### RECORDED DATA

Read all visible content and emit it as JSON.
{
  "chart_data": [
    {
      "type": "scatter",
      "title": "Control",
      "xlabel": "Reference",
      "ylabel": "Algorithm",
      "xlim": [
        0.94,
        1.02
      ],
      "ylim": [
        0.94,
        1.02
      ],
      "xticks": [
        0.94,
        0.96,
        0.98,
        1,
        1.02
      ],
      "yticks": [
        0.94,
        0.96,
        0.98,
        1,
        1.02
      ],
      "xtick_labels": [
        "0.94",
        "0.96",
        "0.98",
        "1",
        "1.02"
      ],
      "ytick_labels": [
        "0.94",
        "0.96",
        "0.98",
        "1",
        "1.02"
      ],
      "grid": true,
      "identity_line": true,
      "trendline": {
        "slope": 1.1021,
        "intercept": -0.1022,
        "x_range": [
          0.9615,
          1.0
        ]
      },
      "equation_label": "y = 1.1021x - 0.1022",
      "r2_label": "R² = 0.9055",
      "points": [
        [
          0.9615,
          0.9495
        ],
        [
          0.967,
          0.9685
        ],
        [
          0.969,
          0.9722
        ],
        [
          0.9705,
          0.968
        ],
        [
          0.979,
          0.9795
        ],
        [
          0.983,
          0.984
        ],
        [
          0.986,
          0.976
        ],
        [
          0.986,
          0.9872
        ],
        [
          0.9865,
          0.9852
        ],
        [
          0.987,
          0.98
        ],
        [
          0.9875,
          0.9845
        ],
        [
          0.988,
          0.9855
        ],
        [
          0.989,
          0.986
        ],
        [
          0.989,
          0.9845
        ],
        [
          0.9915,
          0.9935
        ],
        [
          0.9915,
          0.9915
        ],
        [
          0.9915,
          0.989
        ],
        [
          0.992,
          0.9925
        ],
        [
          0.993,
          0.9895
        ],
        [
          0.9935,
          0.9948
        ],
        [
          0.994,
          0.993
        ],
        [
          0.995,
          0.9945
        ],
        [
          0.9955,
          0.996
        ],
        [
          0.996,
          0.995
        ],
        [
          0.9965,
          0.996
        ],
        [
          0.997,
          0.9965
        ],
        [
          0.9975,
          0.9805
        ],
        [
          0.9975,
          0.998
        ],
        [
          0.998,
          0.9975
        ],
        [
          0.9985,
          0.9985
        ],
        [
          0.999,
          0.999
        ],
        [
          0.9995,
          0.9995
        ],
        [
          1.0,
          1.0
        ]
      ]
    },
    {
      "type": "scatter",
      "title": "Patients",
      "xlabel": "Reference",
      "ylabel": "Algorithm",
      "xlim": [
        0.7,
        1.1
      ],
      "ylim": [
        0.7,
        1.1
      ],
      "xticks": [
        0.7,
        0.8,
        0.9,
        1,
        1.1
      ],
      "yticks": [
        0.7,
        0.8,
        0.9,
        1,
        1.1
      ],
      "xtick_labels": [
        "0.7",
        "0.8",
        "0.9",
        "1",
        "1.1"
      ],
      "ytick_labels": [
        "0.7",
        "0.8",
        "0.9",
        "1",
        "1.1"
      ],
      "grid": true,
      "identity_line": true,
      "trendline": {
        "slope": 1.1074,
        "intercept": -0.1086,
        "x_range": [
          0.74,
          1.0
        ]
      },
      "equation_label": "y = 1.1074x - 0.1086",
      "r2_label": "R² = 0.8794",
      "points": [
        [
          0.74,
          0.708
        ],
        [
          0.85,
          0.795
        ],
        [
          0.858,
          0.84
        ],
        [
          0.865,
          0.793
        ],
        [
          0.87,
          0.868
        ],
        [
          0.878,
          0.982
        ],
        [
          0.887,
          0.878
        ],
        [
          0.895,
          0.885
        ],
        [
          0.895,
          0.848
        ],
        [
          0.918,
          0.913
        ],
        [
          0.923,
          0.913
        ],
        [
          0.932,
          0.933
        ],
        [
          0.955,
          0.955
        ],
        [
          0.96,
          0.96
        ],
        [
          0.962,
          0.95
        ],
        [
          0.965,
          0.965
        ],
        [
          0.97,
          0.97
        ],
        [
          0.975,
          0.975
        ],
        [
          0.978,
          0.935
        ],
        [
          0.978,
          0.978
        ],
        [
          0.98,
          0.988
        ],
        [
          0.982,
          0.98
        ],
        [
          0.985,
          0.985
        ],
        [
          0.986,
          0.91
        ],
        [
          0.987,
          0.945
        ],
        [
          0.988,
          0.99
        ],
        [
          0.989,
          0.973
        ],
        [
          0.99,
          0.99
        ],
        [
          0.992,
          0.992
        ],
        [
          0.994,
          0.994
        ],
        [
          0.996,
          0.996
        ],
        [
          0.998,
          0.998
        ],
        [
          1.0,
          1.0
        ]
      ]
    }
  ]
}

######

> _ABOUT THIS EXERCISE_
Copy out the entire listing exactly.

> _RESULT FOR THIS TASK_
Read all visible content and emit it as JSON.
{
  "chart_data": [
    {
      "type": "scatter",
      "title": "Control",
      "xlabel": "Reference",
      "ylabel": "Algorithm",
      "xlim": [
        0.94,
        1.02
      ],
      "ylim": [
        0.94,
        1.02
      ],
      "xticks": [
        0.94,
        0.96,
        0.98,
        1,
        1.02
      ],
      "yticks": [
        0.94,
        0.96,
        0.98,
        1,
        1.02
      ],
      "xtick_labels": [
        "0.94",
        "0.96",
        "0.98",
        "1",
        "1.02"
      ],
      "ytick_labels": [
        "0.94",
        "0.96",
        "0.98",
        "1",
        "1.02"
      ],
      "grid": true,
      "identity_line": true,
      "trendline": {
        "slope": 1.1021,
        "intercept": -0.1022,
        "x_range": [
          0.9615,
          1.0
        ]
      },
      "equation_label": "y = 1.1021x - 0.1022",
      "r2_label": "R² = 0.9055",
      "points": [
        [
          0.9615,
          0.9495
        ],
        [
          0.967,
          0.9685
        ],
        [
          0.969,
          0.9722
        ],
        [
          0.9705,
          0.968
        ],
        [
          0.979,
          0.9795
        ],
        [
          0.983,
          0.984
        ],
        [
          0.986,
          0.976
        ],
        [
          0.986,
          0.9872
        ],
        [
          0.9865,
          0.9852
        ],
        [
          0.987,
          0.98
        ],
        [
          0.9875,
          0.9845
        ],
        [
          0.988,
          0.9855
        ],
        [
          0.989,
          0.986
        ],
        [
          0.989,
          0.9845
        ],
        [
          0.9915,
          0.9935
        ],
        [
          0.9915,
          0.9915
        ],
        [
          0.9915,
          0.989
        ],
        [
          0.992,
          0.9925
        ],
        [
          0.993,
          0.9895
        ],
        [
          0.9935,
          0.9948
        ],
        [
          0.994,
          0.993
        ],
        [
          0.995,
          0.9945
        ],
        [
          0.9955,
          0.996
        ],
        [
          0.996,
          0.995
        ],
        [
          0.9965,
          0.996
        ],
        [
          0.997,
          0.9965
        ],
        [
          0.9975,
          0.9805
        ],
        [
          0.9975,
          0.998
        ],
        [
          0.998,
          0.9975
        ],
        [
          0.9985,
          0.9985
        ],
        [
          0.999,
          0.999
        ],
        [
          0.9995,
          0.9995
        ],
        [
          1.0,
          1.0
        ]
      ]
    },
    {
      "type": "scatter",
      "title": "Patients",
      "xlabel": "Reference",
      "ylabel": "Algorithm",
      "xlim": [
        0.7,
        1.1
      ],
      "ylim": [
        0.7,
        1.1
      ],
      "xticks": [
        0.7,
        0.8,
        0.9,
        1,
        1.1
      ],
      "yticks": [
        0.7,
        0.8,
        0.9,
        1,
        1.1
      ],
      "xtick_labels": [
        "0.7",
        "0.8",
        "0.9",
        "1",
        "1.1"
      ],
      "ytick_labels": [
        "0.7",
        "0.8",
        "0.9",
        "1",
        "1.1"
      ],
      "grid": true,
      "identity_line": true,
      "trendline": {
        "slope": 1.1074,
        "intercept": -0.1086,
        "x_range": [
          0.74,
          1.0
        ]
      },
      "equation_label": "y = 1.1074x - 0.1086",
      "r2_label": "R² = 0.8794",
      "points": [
        [
          0.74,
          0.708
        ],
        [
          0.85,
          0.795
        ],
        [
          0.858,
          0.84
        ],
        [
          0.865,
          0.793
        ],
        [
          0.87,
          0.868
        ],
        [
          0.878,
          0.982
        ],
        [
          0.887,
          0.878
        ],
        [
          0.895,
          0.885
        ],
        [
          0.895,
          0.848
        ],
        [
          0.918,
          0.913
        ],
        [
          0.923,
          0.913
        ],
        [
          0.932,
          0.933
        ],
        [
          0.955,
          0.955
        ],
        [
          0.96,
          0.96
        ],
        [
          0.962,
          0.95
        ],
        [
          0.965,
          0.965
        ],
        [
          0.97,
          0.97
        ],
        [
          0.975,
          0.975
        ],
        [
          0.978,
          0.935
        ],
        [
          0.978,
          0.978
        ],
        [
          0.98,
          0.988
        ],
        [
          0.982,
          0.98
        ],
        [
          0.985,
          0.985
        ],
        [
          0.986,
          0.91
        ],
        [
          0.987,
          0.945
        ],
        [
          0.988,
          0.99
        ],
        [
          0.989,
          0.973
        ],
        [
          0.99,
          0.99
        ],
        [
          0.992,
          0.992
        ],
        [
          0.994,
          0.994
        ],
        [
          0.996,
          0.996
        ],
        [
          0.998,
          0.998
        ],
        [
          1.0,
          1.0
        ]
      ]
    }
  ]
}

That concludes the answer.